[START MATERIAL FOR THE TASK]
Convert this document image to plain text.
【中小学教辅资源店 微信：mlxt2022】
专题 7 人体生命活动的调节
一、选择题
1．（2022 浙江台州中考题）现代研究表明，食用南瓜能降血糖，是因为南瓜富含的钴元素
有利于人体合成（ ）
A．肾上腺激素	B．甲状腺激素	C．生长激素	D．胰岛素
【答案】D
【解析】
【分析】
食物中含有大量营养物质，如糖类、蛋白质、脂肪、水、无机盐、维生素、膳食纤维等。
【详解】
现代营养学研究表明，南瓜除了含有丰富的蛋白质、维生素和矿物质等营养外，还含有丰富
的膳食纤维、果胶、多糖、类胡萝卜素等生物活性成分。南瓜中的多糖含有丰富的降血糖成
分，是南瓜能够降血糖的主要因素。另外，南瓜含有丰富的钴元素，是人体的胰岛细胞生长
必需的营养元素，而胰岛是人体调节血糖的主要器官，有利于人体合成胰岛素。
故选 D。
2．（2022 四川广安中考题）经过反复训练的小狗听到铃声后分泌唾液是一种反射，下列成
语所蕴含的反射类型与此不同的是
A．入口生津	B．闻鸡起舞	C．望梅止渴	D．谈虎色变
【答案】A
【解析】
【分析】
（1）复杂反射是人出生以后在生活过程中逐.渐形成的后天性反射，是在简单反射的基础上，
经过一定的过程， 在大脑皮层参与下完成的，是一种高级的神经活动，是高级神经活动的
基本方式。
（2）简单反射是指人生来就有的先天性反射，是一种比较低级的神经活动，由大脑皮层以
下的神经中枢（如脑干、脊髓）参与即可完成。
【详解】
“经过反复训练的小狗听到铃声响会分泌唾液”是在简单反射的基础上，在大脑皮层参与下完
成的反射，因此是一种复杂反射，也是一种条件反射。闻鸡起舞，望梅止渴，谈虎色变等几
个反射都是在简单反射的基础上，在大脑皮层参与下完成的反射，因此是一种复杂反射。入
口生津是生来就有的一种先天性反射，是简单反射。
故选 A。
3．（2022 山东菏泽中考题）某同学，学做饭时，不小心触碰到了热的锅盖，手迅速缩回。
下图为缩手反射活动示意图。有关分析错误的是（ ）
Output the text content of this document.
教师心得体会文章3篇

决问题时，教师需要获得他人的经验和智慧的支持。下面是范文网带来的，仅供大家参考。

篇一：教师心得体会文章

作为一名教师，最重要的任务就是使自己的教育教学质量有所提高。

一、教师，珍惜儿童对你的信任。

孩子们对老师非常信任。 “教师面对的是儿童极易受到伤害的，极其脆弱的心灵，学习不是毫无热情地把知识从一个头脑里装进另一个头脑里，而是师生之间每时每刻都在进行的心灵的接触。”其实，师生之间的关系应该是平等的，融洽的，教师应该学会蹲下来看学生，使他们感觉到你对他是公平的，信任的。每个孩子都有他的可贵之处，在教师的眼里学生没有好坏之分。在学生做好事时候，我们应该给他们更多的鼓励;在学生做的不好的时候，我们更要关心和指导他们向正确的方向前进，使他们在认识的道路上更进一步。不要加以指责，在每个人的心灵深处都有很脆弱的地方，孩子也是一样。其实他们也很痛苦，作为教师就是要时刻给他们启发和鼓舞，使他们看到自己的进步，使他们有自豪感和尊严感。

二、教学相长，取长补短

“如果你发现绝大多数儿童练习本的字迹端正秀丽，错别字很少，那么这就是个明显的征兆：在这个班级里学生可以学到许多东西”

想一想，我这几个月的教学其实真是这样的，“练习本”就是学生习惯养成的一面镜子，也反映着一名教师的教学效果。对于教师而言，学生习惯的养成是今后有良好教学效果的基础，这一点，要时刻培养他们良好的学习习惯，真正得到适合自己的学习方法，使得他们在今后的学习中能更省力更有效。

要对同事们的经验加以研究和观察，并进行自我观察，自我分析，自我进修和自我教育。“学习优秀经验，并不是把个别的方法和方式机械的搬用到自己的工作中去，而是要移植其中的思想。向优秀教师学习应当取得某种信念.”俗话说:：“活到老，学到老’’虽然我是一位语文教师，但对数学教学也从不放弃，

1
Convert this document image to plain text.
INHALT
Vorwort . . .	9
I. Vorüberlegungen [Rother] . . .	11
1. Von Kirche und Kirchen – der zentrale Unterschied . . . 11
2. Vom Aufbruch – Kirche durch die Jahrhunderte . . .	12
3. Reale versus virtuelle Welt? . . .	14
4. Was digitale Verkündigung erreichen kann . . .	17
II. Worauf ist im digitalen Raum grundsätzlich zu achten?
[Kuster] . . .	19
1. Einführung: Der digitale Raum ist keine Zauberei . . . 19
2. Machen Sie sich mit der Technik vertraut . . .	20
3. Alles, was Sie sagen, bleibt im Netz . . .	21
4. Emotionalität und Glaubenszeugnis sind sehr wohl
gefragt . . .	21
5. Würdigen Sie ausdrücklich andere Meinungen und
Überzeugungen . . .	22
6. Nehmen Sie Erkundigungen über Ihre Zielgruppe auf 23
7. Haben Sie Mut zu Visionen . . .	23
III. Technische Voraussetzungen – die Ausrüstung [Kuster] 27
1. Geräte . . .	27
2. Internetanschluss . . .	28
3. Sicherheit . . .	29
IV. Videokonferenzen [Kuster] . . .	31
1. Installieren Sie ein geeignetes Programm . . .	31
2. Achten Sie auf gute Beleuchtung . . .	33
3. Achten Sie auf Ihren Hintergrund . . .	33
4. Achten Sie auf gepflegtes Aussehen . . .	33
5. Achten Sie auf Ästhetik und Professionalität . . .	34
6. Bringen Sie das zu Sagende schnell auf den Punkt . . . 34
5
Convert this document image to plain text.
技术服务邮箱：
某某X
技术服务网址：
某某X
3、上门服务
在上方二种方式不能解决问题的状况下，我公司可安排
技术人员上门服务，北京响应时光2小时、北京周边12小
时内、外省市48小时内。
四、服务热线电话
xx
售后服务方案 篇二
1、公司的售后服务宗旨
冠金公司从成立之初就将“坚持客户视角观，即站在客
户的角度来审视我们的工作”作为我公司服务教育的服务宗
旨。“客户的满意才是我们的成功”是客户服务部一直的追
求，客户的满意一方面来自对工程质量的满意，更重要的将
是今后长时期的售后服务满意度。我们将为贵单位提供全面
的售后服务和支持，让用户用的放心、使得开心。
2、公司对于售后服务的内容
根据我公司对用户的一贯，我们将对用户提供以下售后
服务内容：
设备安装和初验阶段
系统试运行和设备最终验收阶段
[END MATERIAL FOR THE TASK]
■ YOUR TASK ■
Copy every line of the data that holds the string "Kirche".

■ EXPECTED ANSWER ■
1. Von Kirche und Kirchen – der zentrale Unterschied . . . 11
2. Vom Aufbruch – Kirche durch die Jahrhunderte . . .	12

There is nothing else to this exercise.